» **Goal of the exercise**:
No images are to be carried over; print all other material exactly as it stands.

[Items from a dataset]

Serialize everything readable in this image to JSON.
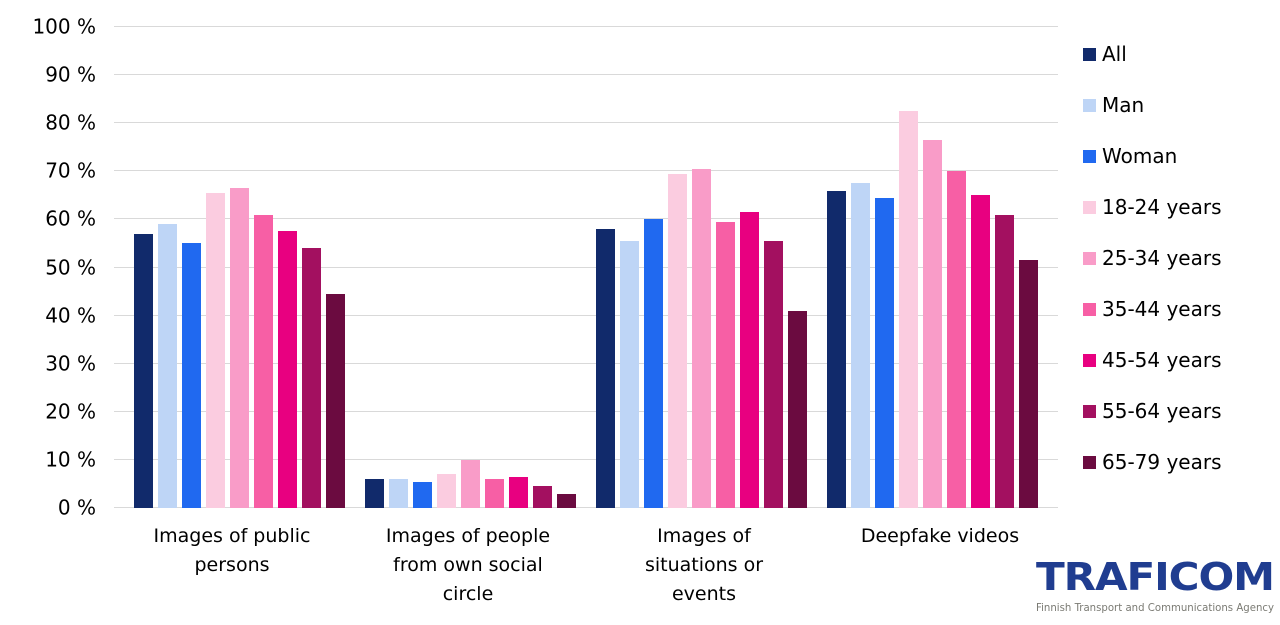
{
  "chart_data": {
    "type": "bar",
    "title": "",
    "xlabel": "",
    "ylabel": "",
    "grid": true,
    "legend_position": "right",
    "categories": [
      "Images of public persons",
      "Images of people from own social circle",
      "Images of situations or events",
      "Deepfake videos"
    ],
    "category_labels": [
      "Images of public\npersons",
      "Images of people\nfrom own social\ncircle",
      "Images of\nsituations or\nevents",
      "Deepfake videos"
    ],
    "series": [
      {
        "name": "All",
        "color": "#112A6B",
        "values": [
          57,
          6,
          58,
          66
        ]
      },
      {
        "name": "Man",
        "color": "#BED5F6",
        "values": [
          59,
          6,
          55.5,
          67.5
        ]
      },
      {
        "name": "Woman",
        "color": "#2069F0",
        "values": [
          55,
          5.5,
          60,
          64.5
        ]
      },
      {
        "name": "18-24 years",
        "color": "#FBCCE0",
        "values": [
          65.5,
          7,
          69.5,
          82.5
        ]
      },
      {
        "name": "25-34 years",
        "color": "#F99CC8",
        "values": [
          66.5,
          10,
          70.5,
          76.5
        ]
      },
      {
        "name": "35-44 years",
        "color": "#F75FA5",
        "values": [
          61,
          6,
          59.5,
          70
        ]
      },
      {
        "name": "45-54 years",
        "color": "#E80080",
        "values": [
          57.5,
          6.5,
          61.5,
          65
        ]
      },
      {
        "name": "55-64 years",
        "color": "#A31060",
        "values": [
          54,
          4.5,
          55.5,
          61
        ]
      },
      {
        "name": "65-79 years",
        "color": "#6B0B40",
        "values": [
          44.5,
          3,
          41,
          51.5
        ]
      }
    ],
    "y_axis": {
      "min": 0,
      "max": 100,
      "step": 10,
      "tick_labels": [
        "100 %",
        "90 %",
        "80 %",
        "70 %",
        "60 %",
        "50 %",
        "40 %",
        "30 %",
        "20 %",
        "10 %",
        "0 %"
      ]
    }
  },
  "logo": {
    "brand": "TRAFICOM",
    "tagline": "Finnish Transport and Communications Agency",
    "brand_color": "#203D90",
    "tagline_color": "#7B7B74"
  }
}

» **Complete answer**:
Serialize everything readable in this image to JSON.
{
  "chart_data": {
    "type": "bar",
    "title": "",
    "xlabel": "",
    "ylabel": "",
    "grid": true,
    "legend_position": "right",
    "categories": [
      "Images of public persons",
      "Images of people from own social circle",
      "Images of situations or events",
      "Deepfake videos"
    ],
    "category_labels": [
      "Images of public\npersons",
      "Images of people\nfrom own social\ncircle",
      "Images of\nsituations or\nevents",
      "Deepfake videos"
    ],
    "series": [
      {
        "name": "All",
        "color": "#112A6B",
        "values": [
          57,
          6,
          58,
          66
        ]
      },
      {
        "name": "Man",
        "color": "#BED5F6",
        "values": [
          59,
          6,
          55.5,
          67.5
        ]
      },
      {
        "name": "Woman",
        "color": "#2069F0",
        "values": [
          55,
          5.5,
          60,
          64.5
        ]
      },
      {
        "name": "18-24 years",
        "color": "#FBCCE0",
        "values": [
          65.5,
          7,
          69.5,
          82.5
        ]
      },
      {
        "name": "25-34 years",
        "color": "#F99CC8",
        "values": [
          66.5,
          10,
          70.5,
          76.5
        ]
      },
      {
        "name": "35-44 years",
        "color": "#F75FA5",
        "values": [
          61,
          6,
          59.5,
          70
        ]
      },
      {
        "name": "45-54 years",
        "color": "#E80080",
        "values": [
          57.5,
          6.5,
          61.5,
          65
        ]
      },
      {
        "name": "55-64 years",
        "color": "#A31060",
        "values": [
          54,
          4.5,
          55.5,
          61
        ]
      },
      {
        "name": "65-79 years",
        "color": "#6B0B40",
        "values": [
          44.5,
          3,
          41,
          51.5
        ]
      }
    ],
    "y_axis": {
      "min": 0,
      "max": 100,
      "step": 10,
      "tick_labels": [
        "100 %",
        "90 %",
        "80 %",
        "70 %",
        "60 %",
        "50 %",
        "40 %",
        "30 %",
        "20 %",
        "10 %",
        "0 %"
      ]
    }
  },
  "logo": {
    "brand": "TRAFICOM",
    "tagline": "Finnish Transport and Communications Agency",
    "brand_color": "#203D90",
    "tagline_color": "#7B7B74"
  }
}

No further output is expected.